AIM OF THE EXERCISE: Send back all the data below, exactly as given.
___ DATASET ___
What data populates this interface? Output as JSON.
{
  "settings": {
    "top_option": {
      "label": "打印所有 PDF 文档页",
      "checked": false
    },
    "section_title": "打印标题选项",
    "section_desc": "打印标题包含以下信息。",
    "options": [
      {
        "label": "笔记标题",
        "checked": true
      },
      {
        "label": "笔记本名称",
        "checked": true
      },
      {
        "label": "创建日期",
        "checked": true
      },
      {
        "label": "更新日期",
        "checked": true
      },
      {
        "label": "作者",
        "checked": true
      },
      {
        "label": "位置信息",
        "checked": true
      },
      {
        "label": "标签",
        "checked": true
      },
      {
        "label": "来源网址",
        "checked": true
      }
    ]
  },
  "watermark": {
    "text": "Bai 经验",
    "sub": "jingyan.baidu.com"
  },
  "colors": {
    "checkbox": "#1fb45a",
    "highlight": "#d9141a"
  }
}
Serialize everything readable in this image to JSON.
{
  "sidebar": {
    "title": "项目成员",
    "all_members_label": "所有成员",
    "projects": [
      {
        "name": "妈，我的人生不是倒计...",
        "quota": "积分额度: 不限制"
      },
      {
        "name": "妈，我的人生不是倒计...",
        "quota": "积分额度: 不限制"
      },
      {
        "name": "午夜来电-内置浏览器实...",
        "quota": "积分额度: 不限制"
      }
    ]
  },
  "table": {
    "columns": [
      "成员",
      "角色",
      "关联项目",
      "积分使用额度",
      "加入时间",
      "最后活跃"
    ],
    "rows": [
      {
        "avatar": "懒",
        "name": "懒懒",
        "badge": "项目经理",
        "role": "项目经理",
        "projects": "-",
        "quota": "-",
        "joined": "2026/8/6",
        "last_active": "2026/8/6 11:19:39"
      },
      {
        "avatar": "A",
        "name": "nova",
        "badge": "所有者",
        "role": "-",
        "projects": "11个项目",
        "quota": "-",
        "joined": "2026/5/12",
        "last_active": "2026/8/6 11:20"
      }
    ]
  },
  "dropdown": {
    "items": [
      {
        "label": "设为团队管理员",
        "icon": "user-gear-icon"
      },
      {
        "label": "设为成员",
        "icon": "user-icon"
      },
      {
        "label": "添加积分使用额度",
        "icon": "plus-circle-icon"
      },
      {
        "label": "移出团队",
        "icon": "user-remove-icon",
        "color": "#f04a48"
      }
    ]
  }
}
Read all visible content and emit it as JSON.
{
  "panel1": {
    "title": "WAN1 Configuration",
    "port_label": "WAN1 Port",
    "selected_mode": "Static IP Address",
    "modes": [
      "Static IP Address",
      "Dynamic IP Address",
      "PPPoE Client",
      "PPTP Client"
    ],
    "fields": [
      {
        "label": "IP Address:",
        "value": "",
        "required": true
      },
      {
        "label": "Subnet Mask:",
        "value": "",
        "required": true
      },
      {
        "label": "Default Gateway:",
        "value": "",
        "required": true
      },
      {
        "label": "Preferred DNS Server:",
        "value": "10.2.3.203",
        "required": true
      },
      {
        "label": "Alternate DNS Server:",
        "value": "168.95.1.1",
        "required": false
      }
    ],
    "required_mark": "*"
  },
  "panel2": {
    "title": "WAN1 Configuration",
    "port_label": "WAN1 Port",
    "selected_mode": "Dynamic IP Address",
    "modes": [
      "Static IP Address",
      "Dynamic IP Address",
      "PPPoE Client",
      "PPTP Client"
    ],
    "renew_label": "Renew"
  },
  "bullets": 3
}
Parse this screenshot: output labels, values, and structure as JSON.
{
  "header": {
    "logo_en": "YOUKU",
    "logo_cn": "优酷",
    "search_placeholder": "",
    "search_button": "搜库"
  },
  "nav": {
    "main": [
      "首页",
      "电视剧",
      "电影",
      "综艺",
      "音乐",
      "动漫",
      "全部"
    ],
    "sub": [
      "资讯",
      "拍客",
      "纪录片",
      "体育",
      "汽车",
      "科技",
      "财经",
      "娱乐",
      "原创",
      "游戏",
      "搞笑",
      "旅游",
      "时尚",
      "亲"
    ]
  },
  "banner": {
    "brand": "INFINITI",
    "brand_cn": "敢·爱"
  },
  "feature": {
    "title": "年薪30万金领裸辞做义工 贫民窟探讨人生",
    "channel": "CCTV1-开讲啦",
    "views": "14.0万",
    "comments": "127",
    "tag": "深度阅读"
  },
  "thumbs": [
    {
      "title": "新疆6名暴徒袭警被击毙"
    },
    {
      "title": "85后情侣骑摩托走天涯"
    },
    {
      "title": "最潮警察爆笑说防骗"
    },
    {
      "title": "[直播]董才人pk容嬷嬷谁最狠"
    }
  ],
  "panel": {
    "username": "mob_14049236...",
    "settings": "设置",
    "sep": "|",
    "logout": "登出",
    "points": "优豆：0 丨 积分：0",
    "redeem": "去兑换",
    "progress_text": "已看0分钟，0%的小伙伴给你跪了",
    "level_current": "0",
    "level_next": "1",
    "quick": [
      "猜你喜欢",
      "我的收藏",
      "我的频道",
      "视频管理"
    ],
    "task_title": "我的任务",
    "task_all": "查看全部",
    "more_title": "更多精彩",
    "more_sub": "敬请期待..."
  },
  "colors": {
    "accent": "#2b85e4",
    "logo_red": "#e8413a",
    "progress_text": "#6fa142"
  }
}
___
THE ANSWER:
What data populates this interface? Output as JSON.
{
  "settings": {
    "top_option": {
      "label": "打印所有 PDF 文档页",
      "checked": false
    },
    "section_title": "打印标题选项",
    "section_desc": "打印标题包含以下信息。",
    "options": [
      {
        "label": "笔记标题",
        "checked": true
      },
      {
        "label": "笔记本名称",
        "checked": true
      },
      {
        "label": "创建日期",
        "checked": true
      },
      {
        "label": "更新日期",
        "checked": true
      },
      {
        "label": "作者",
        "checked": true
      },
      {
        "label": "位置信息",
        "checked": true
      },
      {
        "label": "标签",
        "checked": true
      },
      {
        "label": "来源网址",
        "checked": true
      }
    ]
  },
  "watermark": {
    "text": "Bai 经验",
    "sub": "jingyan.baidu.com"
  },
  "colors": {
    "checkbox": "#1fb45a",
    "highlight": "#d9141a"
  }
}
Serialize everything readable in this image to JSON.
{
  "sidebar": {
    "title": "项目成员",
    "all_members_label": "所有成员",
    "projects": [
      {
        "name": "妈，我的人生不是倒计...",
        "quota": "积分额度: 不限制"
      },
      {
        "name": "妈，我的人生不是倒计...",
        "quota": "积分额度: 不限制"
      },
      {
        "name": "午夜来电-内置浏览器实...",
        "quota": "积分额度: 不限制"
      }
    ]
  },
  "table": {
    "columns": [
      "成员",
      "角色",
      "关联项目",
      "积分使用额度",
      "加入时间",
      "最后活跃"
    ],
    "rows": [
      {
        "avatar": "懒",
        "name": "懒懒",
        "badge": "项目经理",
        "role": "项目经理",
        "projects": "-",
        "quota": "-",
        "joined": "2026/8/6",
        "last_active": "2026/8/6 11:19:39"
      },
      {
        "avatar": "A",
        "name": "nova",
        "badge": "所有者",
        "role": "-",
        "projects": "11个项目",
        "quota": "-",
        "joined": "2026/5/12",
        "last_active": "2026/8/6 11:20"
      }
    ]
  },
  "dropdown": {
    "items": [
      {
        "label": "设为团队管理员",
        "icon": "user-gear-icon"
      },
      {
        "label": "设为成员",
        "icon": "user-icon"
      },
      {
        "label": "添加积分使用额度",
        "icon": "plus-circle-icon"
      },
      {
        "label": "移出团队",
        "icon": "user-remove-icon",
        "color": "#f04a48"
      }
    ]
  }
}
Read all visible content and emit it as JSON.
{
  "panel1": {
    "title": "WAN1 Configuration",
    "port_label": "WAN1 Port",
    "selected_mode": "Static IP Address",
    "modes": [
      "Static IP Address",
      "Dynamic IP Address",
      "PPPoE Client",
      "PPTP Client"
    ],
    "fields": [
      {
        "label": "IP Address:",
        "value": "",
        "required": true
      },
      {
        "label": "Subnet Mask:",
        "value": "",
        "required": true
      },
      {
        "label": "Default Gateway:",
        "value": "",
        "required": true
      },
      {
        "label": "Preferred DNS Server:",
        "value": "10.2.3.203",
        "required": true
      },
      {
        "label": "Alternate DNS Server:",
        "value": "168.95.1.1",
        "required": false
      }
    ],
    "required_mark": "*"
  },
  "panel2": {
    "title": "WAN1 Configuration",
    "port_label": "WAN1 Port",
    "selected_mode": "Dynamic IP Address",
    "modes": [
      "Static IP Address",
      "Dynamic IP Address",
      "PPPoE Client",
      "PPTP Client"
    ],
    "renew_label": "Renew"
  },
  "bullets": 3
}
Parse this screenshot: output labels, values, and structure as JSON.
{
  "header": {
    "logo_en": "YOUKU",
    "logo_cn": "优酷",
    "search_placeholder": "",
    "search_button": "搜库"
  },
  "nav": {
    "main": [
      "首页",
      "电视剧",
      "电影",
      "综艺",
      "音乐",
      "动漫",
      "全部"
    ],
    "sub": [
      "资讯",
      "拍客",
      "纪录片",
      "体育",
      "汽车",
      "科技",
      "财经",
      "娱乐",
      "原创",
      "游戏",
      "搞笑",
      "旅游",
      "时尚",
      "亲"
    ]
  },
  "banner": {
    "brand": "INFINITI",
    "brand_cn": "敢·爱"
  },
  "feature": {
    "title": "年薪30万金领裸辞做义工 贫民窟探讨人生",
    "channel": "CCTV1-开讲啦",
    "views": "14.0万",
    "comments": "127",
    "tag": "深度阅读"
  },
  "thumbs": [
    {
      "title": "新疆6名暴徒袭警被击毙"
    },
    {
      "title": "85后情侣骑摩托走天涯"
    },
    {
      "title": "最潮警察爆笑说防骗"
    },
    {
      "title": "[直播]董才人pk容嬷嬷谁最狠"
    }
  ],
  "panel": {
    "username": "mob_14049236...",
    "settings": "设置",
    "sep": "|",
    "logout": "登出",
    "points": "优豆：0 丨 积分：0",
    "redeem": "去兑换",
    "progress_text": "已看0分钟，0%的小伙伴给你跪了",
    "level_current": "0",
    "level_next": "1",
    "quick": [
      "猜你喜欢",
      "我的收藏",
      "我的频道",
      "视频管理"
    ],
    "task_title": "我的任务",
    "task_all": "查看全部",
    "more_title": "更多精彩",
    "more_sub": "敬请期待..."
  },
  "colors": {
    "accent": "#2b85e4",
    "logo_red": "#e8413a",
    "progress_text": "#6fa142"
  }
}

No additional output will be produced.